***** Given data *****

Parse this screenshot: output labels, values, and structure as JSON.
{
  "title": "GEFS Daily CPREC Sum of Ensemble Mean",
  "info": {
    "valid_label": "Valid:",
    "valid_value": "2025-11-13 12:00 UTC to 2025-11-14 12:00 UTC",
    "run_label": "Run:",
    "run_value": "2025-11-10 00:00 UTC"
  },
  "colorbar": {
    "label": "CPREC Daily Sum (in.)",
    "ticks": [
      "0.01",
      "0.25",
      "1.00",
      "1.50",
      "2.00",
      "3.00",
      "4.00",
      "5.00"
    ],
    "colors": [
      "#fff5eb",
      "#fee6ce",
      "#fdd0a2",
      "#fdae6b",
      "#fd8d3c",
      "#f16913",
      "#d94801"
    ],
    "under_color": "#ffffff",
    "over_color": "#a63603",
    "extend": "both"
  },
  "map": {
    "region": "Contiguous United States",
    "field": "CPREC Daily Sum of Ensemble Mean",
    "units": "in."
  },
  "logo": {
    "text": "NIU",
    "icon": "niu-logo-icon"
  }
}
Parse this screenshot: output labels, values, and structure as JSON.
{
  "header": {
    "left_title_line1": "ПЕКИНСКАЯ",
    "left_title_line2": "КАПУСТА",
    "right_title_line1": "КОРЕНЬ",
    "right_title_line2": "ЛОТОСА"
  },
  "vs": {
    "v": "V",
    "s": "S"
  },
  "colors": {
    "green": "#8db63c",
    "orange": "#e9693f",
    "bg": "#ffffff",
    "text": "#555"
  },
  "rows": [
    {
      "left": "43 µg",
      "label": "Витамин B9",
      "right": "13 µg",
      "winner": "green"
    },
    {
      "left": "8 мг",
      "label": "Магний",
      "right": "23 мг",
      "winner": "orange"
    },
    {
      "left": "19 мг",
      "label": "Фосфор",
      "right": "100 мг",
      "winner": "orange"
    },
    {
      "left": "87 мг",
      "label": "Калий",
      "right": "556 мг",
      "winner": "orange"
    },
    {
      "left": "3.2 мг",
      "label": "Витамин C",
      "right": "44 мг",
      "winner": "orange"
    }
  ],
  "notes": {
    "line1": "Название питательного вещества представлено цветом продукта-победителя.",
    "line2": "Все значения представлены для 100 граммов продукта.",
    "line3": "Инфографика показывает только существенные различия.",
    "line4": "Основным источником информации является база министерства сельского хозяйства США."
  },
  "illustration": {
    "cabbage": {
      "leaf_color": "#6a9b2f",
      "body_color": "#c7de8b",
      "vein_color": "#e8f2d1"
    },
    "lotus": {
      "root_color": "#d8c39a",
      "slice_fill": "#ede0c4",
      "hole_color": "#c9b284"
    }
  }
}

*****

__Your objective__.
Take the entries and copy them out exactly.

__Result of this task__.
Parse this screenshot: output labels, values, and structure as JSON.
{
  "title": "GEFS Daily CPREC Sum of Ensemble Mean",
  "info": {
    "valid_label": "Valid:",
    "valid_value": "2025-11-13 12:00 UTC to 2025-11-14 12:00 UTC",
    "run_label": "Run:",
    "run_value": "2025-11-10 00:00 UTC"
  },
  "colorbar": {
    "label": "CPREC Daily Sum (in.)",
    "ticks": [
      "0.01",
      "0.25",
      "1.00",
      "1.50",
      "2.00",
      "3.00",
      "4.00",
      "5.00"
    ],
    "colors": [
      "#fff5eb",
      "#fee6ce",
      "#fdd0a2",
      "#fdae6b",
      "#fd8d3c",
      "#f16913",
      "#d94801"
    ],
    "under_color": "#ffffff",
    "over_color": "#a63603",
    "extend": "both"
  },
  "map": {
    "region": "Contiguous United States",
    "field": "CPREC Daily Sum of Ensemble Mean",
    "units": "in."
  },
  "logo": {
    "text": "NIU",
    "icon": "niu-logo-icon"
  }
}
Parse this screenshot: output labels, values, and structure as JSON.
{
  "header": {
    "left_title_line1": "ПЕКИНСКАЯ",
    "left_title_line2": "КАПУСТА",
    "right_title_line1": "КОРЕНЬ",
    "right_title_line2": "ЛОТОСА"
  },
  "vs": {
    "v": "V",
    "s": "S"
  },
  "colors": {
    "green": "#8db63c",
    "orange": "#e9693f",
    "bg": "#ffffff",
    "text": "#555"
  },
  "rows": [
    {
      "left": "43 µg",
      "label": "Витамин B9",
      "right": "13 µg",
      "winner": "green"
    },
    {
      "left": "8 мг",
      "label": "Магний",
      "right": "23 мг",
      "winner": "orange"
    },
    {
      "left": "19 мг",
      "label": "Фосфор",
      "right": "100 мг",
      "winner": "orange"
    },
    {
      "left": "87 мг",
      "label": "Калий",
      "right": "556 мг",
      "winner": "orange"
    },
    {
      "left": "3.2 мг",
      "label": "Витамин C",
      "right": "44 мг",
      "winner": "orange"
    }
  ],
  "notes": {
    "line1": "Название питательного вещества представлено цветом продукта-победителя.",
    "line2": "Все значения представлены для 100 граммов продукта.",
    "line3": "Инфографика показывает только существенные различия.",
    "line4": "Основным источником информации является база министерства сельского хозяйства США."
  },
  "illustration": {
    "cabbage": {
      "leaf_color": "#6a9b2f",
      "body_color": "#c7de8b",
      "vein_color": "#e8f2d1"
    },
    "lotus": {
      "root_color": "#d8c39a",
      "slice_fill": "#ede0c4",
      "hole_color": "#c9b284"
    }
  }
}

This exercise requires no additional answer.